Tuesday, September 21, 2010

Art in the Culture of Continuous Spectacle

An early draft of a prospectus for SECAC 2011 - Suggestions, criticisms, comments welcome!


Spectacular Voice: Art Criticism’s Itinerary Beyond Postmodernism


How is contemporary art criticism coping with the continuous spectacle brought on by the dominant climate of Internet media and the sustained art fair sensation? Immediate access and mechanical reproduction via the Internet and an inflation in commodity culture reflected in the rising number of global art fairs has certainly had a noticeable impact on the homogenized quality and shift in contemporary art criticism. This essay will seek to present dialogue surrounding the argument of the connection/disconnection between contemporary art criticism and art; affirming the progressive absence of a critical edge as we consider art moving beyond postmodernism.


Nicolas Bourriaud’s theory of Altermodern helps to reexamine this contemporary phenomena—of the spectacle’s insistence on extracting the viewer from reality—by prompting the artist and viewer to reconsider their position beyond capitalist globalization and forge an itinerary, or path with which reconnects with a mode of “authenticity.” As an example, the art fair sensation is dominant and now largely dictates forms of ideological art criticism steeped in commodity, written about rampantly in platforms for contemporary art criticism like newspapers, magazines, catalog essays, and the Internet, while held to a skewed notion of “multiculturalism.” This has resulted in a homogenized criticality and modes of representation on the part of the artist and critic.

Extracted entries >>
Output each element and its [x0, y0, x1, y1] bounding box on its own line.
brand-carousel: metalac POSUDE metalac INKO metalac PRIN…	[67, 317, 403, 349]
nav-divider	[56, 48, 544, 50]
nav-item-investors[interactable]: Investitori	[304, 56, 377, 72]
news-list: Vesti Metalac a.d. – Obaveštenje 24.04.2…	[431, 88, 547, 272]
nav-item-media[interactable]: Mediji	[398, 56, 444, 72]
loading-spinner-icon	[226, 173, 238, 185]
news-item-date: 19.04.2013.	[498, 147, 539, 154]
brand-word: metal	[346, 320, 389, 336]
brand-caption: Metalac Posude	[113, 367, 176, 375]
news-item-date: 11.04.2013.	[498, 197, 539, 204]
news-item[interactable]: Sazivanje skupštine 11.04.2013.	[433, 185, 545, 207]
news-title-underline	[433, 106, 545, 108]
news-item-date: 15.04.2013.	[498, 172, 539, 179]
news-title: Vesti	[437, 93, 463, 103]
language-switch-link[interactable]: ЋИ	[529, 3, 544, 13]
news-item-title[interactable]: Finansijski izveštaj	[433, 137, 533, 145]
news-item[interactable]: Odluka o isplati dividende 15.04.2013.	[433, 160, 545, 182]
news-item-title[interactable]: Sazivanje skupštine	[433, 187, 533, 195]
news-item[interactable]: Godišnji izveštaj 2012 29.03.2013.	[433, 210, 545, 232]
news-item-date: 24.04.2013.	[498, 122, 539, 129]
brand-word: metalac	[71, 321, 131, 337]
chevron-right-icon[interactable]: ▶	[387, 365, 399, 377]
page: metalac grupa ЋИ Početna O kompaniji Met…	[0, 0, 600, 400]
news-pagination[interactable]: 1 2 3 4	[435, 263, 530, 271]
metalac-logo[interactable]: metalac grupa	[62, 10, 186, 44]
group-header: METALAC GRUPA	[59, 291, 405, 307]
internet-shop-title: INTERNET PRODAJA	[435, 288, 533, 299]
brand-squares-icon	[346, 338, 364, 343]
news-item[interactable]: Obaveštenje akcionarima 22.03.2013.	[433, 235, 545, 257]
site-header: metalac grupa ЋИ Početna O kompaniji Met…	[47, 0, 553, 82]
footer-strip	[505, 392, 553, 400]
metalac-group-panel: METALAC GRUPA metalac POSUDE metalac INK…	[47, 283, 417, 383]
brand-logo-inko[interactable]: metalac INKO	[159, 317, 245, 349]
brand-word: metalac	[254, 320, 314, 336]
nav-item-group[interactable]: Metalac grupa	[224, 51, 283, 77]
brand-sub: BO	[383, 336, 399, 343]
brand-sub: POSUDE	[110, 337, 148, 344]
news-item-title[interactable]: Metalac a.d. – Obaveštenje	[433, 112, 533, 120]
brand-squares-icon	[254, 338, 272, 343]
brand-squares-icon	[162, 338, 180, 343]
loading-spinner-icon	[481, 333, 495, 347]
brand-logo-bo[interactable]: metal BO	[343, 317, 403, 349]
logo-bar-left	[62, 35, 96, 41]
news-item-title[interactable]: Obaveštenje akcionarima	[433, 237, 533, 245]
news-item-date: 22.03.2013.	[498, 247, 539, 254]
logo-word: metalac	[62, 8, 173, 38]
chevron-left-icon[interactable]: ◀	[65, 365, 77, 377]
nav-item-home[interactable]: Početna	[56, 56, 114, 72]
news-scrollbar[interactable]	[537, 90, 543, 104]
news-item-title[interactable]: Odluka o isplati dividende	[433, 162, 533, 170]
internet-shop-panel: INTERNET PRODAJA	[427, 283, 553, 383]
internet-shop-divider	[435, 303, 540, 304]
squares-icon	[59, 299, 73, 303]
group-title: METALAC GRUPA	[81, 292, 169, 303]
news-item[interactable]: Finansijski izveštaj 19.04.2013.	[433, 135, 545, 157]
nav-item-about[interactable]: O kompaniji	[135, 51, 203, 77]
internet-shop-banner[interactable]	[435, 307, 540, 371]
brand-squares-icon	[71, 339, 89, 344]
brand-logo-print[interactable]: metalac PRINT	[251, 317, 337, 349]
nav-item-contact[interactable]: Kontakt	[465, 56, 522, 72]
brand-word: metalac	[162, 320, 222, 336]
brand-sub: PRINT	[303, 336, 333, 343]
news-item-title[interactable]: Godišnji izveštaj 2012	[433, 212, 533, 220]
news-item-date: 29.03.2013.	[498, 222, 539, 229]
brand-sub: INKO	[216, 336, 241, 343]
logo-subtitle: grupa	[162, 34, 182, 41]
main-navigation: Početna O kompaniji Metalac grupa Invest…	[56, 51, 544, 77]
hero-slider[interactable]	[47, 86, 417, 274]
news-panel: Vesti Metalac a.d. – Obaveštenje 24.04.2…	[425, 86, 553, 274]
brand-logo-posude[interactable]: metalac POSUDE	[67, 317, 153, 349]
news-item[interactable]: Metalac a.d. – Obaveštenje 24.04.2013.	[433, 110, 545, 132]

Work to complete >>
Please copy the prospectus again, starting with "Nicolas Bourriaud’s theory" and going on through "artist and critic.", and put "journals" in place of "newspapers".

Exercise output >>
Nicolas Bourriaud’s theory of Altermodern helps to reexamine this contemporary phenomena—of the spectacle’s insistence on extracting the viewer from reality—by prompting the artist and viewer to reconsider their position beyond capitalist globalization and forge an itinerary, or path with which reconnects with a mode of “authenticity.” As an example, the art fair sensation is dominant and now largely dictates forms of ideological art criticism steeped in commodity, written about rampantly in platforms for contemporary art criticism like journals, magazines, catalog essays, and the Internet, while held to a skewed notion of “multiculturalism.” This has resulted in a homogenized criticality and modes of representation on the part of the artist and critic.